WHAT THIS EXERCISE ASKS:
a. In the replication barrier email, what is the longest the writer waits for "green" replicas?
b. Please return, word for word, the part of the replication barrier email that opens with the words containing "In case of replication" and closes with "with balancer inside.".
c. Take the replication barrier email further, starting after its last sentence.

EXTRACT:
Re: Synchronous replay take III

From: Michail Nikolaev <michail(dot)nikolaev(at)gmail(dot)com>
To: Thomas Munro <thomas(dot)munro(at)enterprisedb(dot)com>
Cc: Dmitry Dolgov <9erthalion6(at)gmail(dot)com>, Masahiko Sawada <sawada(dot)mshk(at)gmail(dot)com>, Pg Hackers <pgsql-hackers(at)postgresql(dot)org>
Subject: Re: Synchronous replay take III
Date: 2019-01-30 14:09:48
Message-ID: CANtu0ojaMC8RoPUjtpv1RVHveCGM1iwpPVMiXLYRnC2BdhXKKA@mail.gmail.com
Views: Raw Message | Whole Thread | Download mbox | Resend email
Thread:
Lists: pgsql-hackers

Hello,

Sorry, missed email.

>> In our case we have implemented some kind of "replication barrier"
functionality based on table with counters (one counter per application
backend in simple case).
>> Each application backend have dedicated connection to each replica. And
it selects its counter value few times (2-100) per second from each replica
in background process (depending on how often replication barrier is used).

> Interesting approach. Why don't you sample pg_last_wal_replay_lsn()
> on all the standbys instead, so you don't have to generate extra write
> traffic?

Replay lsn was the first approach I tried. I was sampling 'select
replay_lsn from pg_stat_replication' on master to get info about replay
position on replicas.
However, for some unknown reason I was not able to get it to work. Because
after replay_lsn was reached - standby was unable to see the data.
I know it should not happen. I spend few days on debugging... And… Since I
was required to ping replicas anyway (to check if it is a master already,
monitor ping, locks, connections, etc.) - I have decided to introduce table
for now.

>> Once application have committed transaction it may want join replication
barrier before return new data to a user. So, it increments counter in the
table and waits until all replicas have replayed that value according to
background monitoring process. Of course timeout, replicas health checks
and few optimizations and circuit breakers are used.

> I'm interested in how you handle failure (taking too long to respond
> or to see the new counter value, connectivity failure etc).
> Specifically, if the writer decides to give up on a certain standby
> (timeout, circuit breaker etc), how should a client that is connected
> directly to that standby now or soon afterwards know that this standby
> has been 'dropped' from the replication barrier and it's now at risk
> of seeing stale data?

Each standby has some health flags attached to it. Health is "red" when:
* can't connect to replica, or all connections are in use
* replica lag according to pg_last_xact_replay_timestamp is more than 3000ms
* replica lag according to pg_last_xact_replay_timestamp was more than
3000ms some time ago (10000ms)
* replica is new master now
* etc.

In case of replication barrier, we are waiting only for "green" replicas
and max for 5000ms. If we still no able to see new counter value on some
replicas - it is up to client to decide how to process it. In our case, it
means replica is lagging more than 3000ms - so it is "red" now and next
client request will dispatched to another "green" replica. It is done by
special connection pool with balancer inside.

[Recorded data]

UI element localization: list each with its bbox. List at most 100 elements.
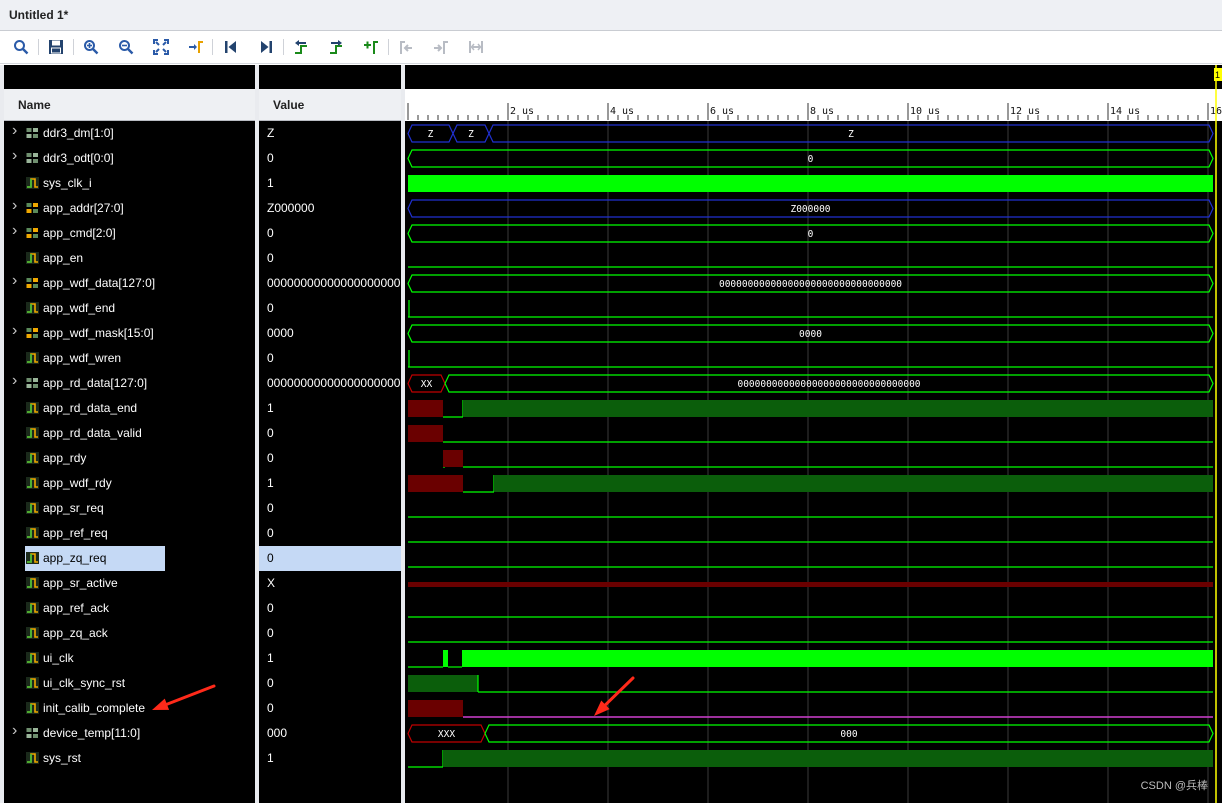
value-row[interactable]: 0 xyxy=(259,421,401,446)
signal-row[interactable]: › ddr3_odt[0:0] xyxy=(4,146,255,171)
value-row[interactable]: 0 xyxy=(259,246,401,271)
signal-row[interactable]: app_ref_ack xyxy=(4,596,255,621)
name-column-header[interactable]: Name xyxy=(4,89,255,121)
expand-chevron-icon[interactable]: › xyxy=(12,372,17,390)
signal-row[interactable]: app_rdy xyxy=(4,446,255,471)
zoom-fit-icon[interactable] xyxy=(150,37,172,57)
waveform-panel[interactable]: 2 us4 us6 us8 us10 us12 us14 us161ZZZ0Z0… xyxy=(405,65,1222,803)
value-row[interactable]: 00000000000000000000000000000000 xyxy=(259,371,401,396)
add-marker-icon[interactable] xyxy=(360,37,382,57)
signal-row[interactable]: app_zq_req xyxy=(4,546,255,571)
value-row[interactable]: 0 xyxy=(259,221,401,246)
signal-row[interactable]: ui_clk_sync_rst xyxy=(4,671,255,696)
value-row[interactable]: 000 xyxy=(259,721,401,746)
signal-row[interactable]: sys_rst xyxy=(4,746,255,771)
signal-row[interactable]: init_calib_complete xyxy=(4,696,255,721)
go-to-time-0-icon[interactable] xyxy=(220,37,242,57)
bus-segment-label: 000 xyxy=(840,729,857,740)
signal-row[interactable]: app_wdf_wren xyxy=(4,346,255,371)
signal-value: 1 xyxy=(267,751,274,765)
bit-signal-icon xyxy=(26,177,39,189)
swap-cursors-icon[interactable] xyxy=(465,37,487,57)
zoom-out-icon[interactable] xyxy=(115,37,137,57)
value-row[interactable]: X xyxy=(259,571,401,596)
signal-row[interactable]: app_sr_active xyxy=(4,571,255,596)
value-row[interactable]: 1 xyxy=(259,171,401,196)
bus-segment-label: 0 xyxy=(808,229,814,240)
bus-segment-z-label: Z xyxy=(428,129,434,140)
signal-row[interactable]: app_sr_req xyxy=(4,496,255,521)
value-row[interactable]: 0 xyxy=(259,596,401,621)
value-row[interactable]: 0 xyxy=(259,496,401,521)
signal-row[interactable]: app_wdf_rdy xyxy=(4,471,255,496)
signal-row[interactable]: sys_clk_i xyxy=(4,171,255,196)
value-row[interactable]: 1 xyxy=(259,646,401,671)
value-row[interactable]: 0 xyxy=(259,696,401,721)
value-row[interactable]: 0 xyxy=(259,446,401,471)
zoom-in-icon[interactable] xyxy=(80,37,102,57)
value-row[interactable]: 1 xyxy=(259,396,401,421)
next-marker-icon[interactable] xyxy=(430,37,452,57)
signal-row[interactable]: app_ref_req xyxy=(4,521,255,546)
signal-name-panel[interactable]: Name › ddr3_dm[1:0] › ddr3_odt[0:0] sys_clk_… xyxy=(4,65,255,803)
signal-row[interactable]: › ddr3_dm[1:0] xyxy=(4,121,255,146)
time-cursor-label: 1 xyxy=(1215,70,1220,80)
undefined-block xyxy=(408,400,443,417)
value-row[interactable]: 1 xyxy=(259,746,401,771)
expand-chevron-icon[interactable]: › xyxy=(12,722,17,740)
value-row[interactable]: 0000 xyxy=(259,321,401,346)
value-row[interactable]: Z000000 xyxy=(259,196,401,221)
signal-row[interactable]: app_wdf_end xyxy=(4,296,255,321)
value-row[interactable]: 0 xyxy=(259,146,401,171)
save-icon[interactable] xyxy=(45,37,67,57)
signal-name: ddr3_dm[1:0] xyxy=(43,126,114,140)
expand-chevron-icon[interactable]: › xyxy=(12,272,17,290)
value-row[interactable]: 0 xyxy=(259,296,401,321)
bit-signal-icon xyxy=(26,477,39,489)
signal-row[interactable]: › app_wdf_mask[15:0] xyxy=(4,321,255,346)
search-icon[interactable] xyxy=(10,37,32,57)
value-column-header[interactable]: Value xyxy=(259,89,401,121)
bit-signal-icon xyxy=(26,252,39,264)
bus-signal-icon xyxy=(26,728,38,738)
signal-row[interactable]: app_rd_data_end xyxy=(4,396,255,421)
signal-row[interactable]: ui_clk xyxy=(4,646,255,671)
signal-value: 0 xyxy=(267,626,274,640)
signal-row[interactable]: app_en xyxy=(4,246,255,271)
bus-signal-icon xyxy=(26,128,38,138)
expand-chevron-icon[interactable]: › xyxy=(12,322,17,340)
expand-chevron-icon[interactable]: › xyxy=(12,122,17,140)
value-row[interactable]: Z xyxy=(259,121,401,146)
value-row[interactable]: 00000000000000000000000000000000 xyxy=(259,271,401,296)
signal-row[interactable]: › app_cmd[2:0] xyxy=(4,221,255,246)
undefined-block xyxy=(408,475,463,492)
expand-chevron-icon[interactable]: › xyxy=(12,147,17,165)
value-row[interactable]: 0 xyxy=(259,671,401,696)
signal-name: app_rdy xyxy=(43,451,87,465)
waveform-canvas[interactable]: 2 us4 us6 us8 us10 us12 us14 us161ZZZ0Z0… xyxy=(405,65,1222,803)
signal-row[interactable]: app_rd_data_valid xyxy=(4,421,255,446)
signal-row[interactable]: › app_addr[27:0] xyxy=(4,196,255,221)
next-transition-icon[interactable] xyxy=(325,37,347,57)
bus-signal-icon xyxy=(26,203,38,213)
signal-row[interactable]: › app_wdf_data[127:0] xyxy=(4,271,255,296)
previous-transition-icon[interactable] xyxy=(290,37,312,57)
signal-row[interactable]: › device_temp[11:0] xyxy=(4,721,255,746)
value-row[interactable]: 1 xyxy=(259,471,401,496)
signal-value: 0000 xyxy=(267,326,294,340)
value-row[interactable]: 0 xyxy=(259,621,401,646)
value-row[interactable]: 0 xyxy=(259,346,401,371)
previous-marker-icon[interactable] xyxy=(395,37,417,57)
signal-name: app_wdf_rdy xyxy=(43,476,112,490)
goto-cursor-icon[interactable] xyxy=(185,37,207,57)
signal-value-panel[interactable]: Value Z 0 1 Z000000 0 0 00000000000000000000 0 0… xyxy=(259,65,401,803)
value-row[interactable]: 0 xyxy=(259,546,401,571)
expand-chevron-icon[interactable]: › xyxy=(12,222,17,240)
signal-row[interactable]: › app_rd_data[127:0] xyxy=(4,371,255,396)
signal-row[interactable]: app_zq_ack xyxy=(4,621,255,646)
signal-value: 1 xyxy=(267,401,274,415)
signal-value: 0 xyxy=(267,676,274,690)
expand-chevron-icon[interactable]: › xyxy=(12,197,17,215)
value-row[interactable]: 0 xyxy=(259,521,401,546)
go-to-last-time-icon[interactable] xyxy=(255,37,277,57)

TASK ANSWERS:
a. 5000ms.

b.
In case of replication barrier, we are waiting only for "green" replicas
and max for 5000ms. If we still no able to see new counter value on some
replicas - it is up to client to decide how to process it. In our case, it
means replica is lagging more than 3000ms - so it is "red" now and next
client request will dispatched to another "green" replica. It is done by
special connection pool with balancer inside.

c.
Not sure it is all 100% correct, but we could just proceed in our case.

> someone can successfully execute queries on a standby
> that hasn't applied a transaction that you know to be committed on the
> primary.

>> Nice thing here - constant number of connection involved. Even if lot of
threads joining replication barrier in the moment. Even if some replicas
are lagging.
>>
>> Because 2-5 seconds lag of some replica will lead to out of connections
issue in few milliseconds in case of implementation described in this
thread.

> Right, if a standby is lagging more than the allowed amount, in my
> patch the lease is cancelled and it will refuse to handle requests if
> the GUC is on, with a special new error code, and then it's up to the
> client to decide what to do. Probably find another node.
> In case of high loded

> Could you please elaborate? What could you do that would be better?
> If the answer is that you just want to know that you might be seeing
> stale data but for some reason you don't want to have to find a new
> node, the reader is welcome to turn synchronous_standby off and try
> again (giving up data freshness guarantees). Not sure when that would
> be useful though.

Main problem I see here - is master connection usage. We have about 10.000
RPS on master. So, small lag on some replica (we have six of them) will
lead all master connections to be waiting for replay on stale replica until
timeout. It is out of service for whole system. Even if it lagged for
200-300ms (in real world it could lag for seconds on regular basis).

If we set synchronous_replay_max_lag to 10-20ms - standbys will be
cancelled all the time.
In our case, we are using constant amount of connections involved. In
addition, client requests are waiting for standby replay
inside application backend thread without blocking master connection. This
is the main difference as I think.

> I've attached a small shell script that starts up a primary and N
> replicas with synchronous_replay configured, in the hope of
> encouraging you to try it out.

Thanks - will try and report.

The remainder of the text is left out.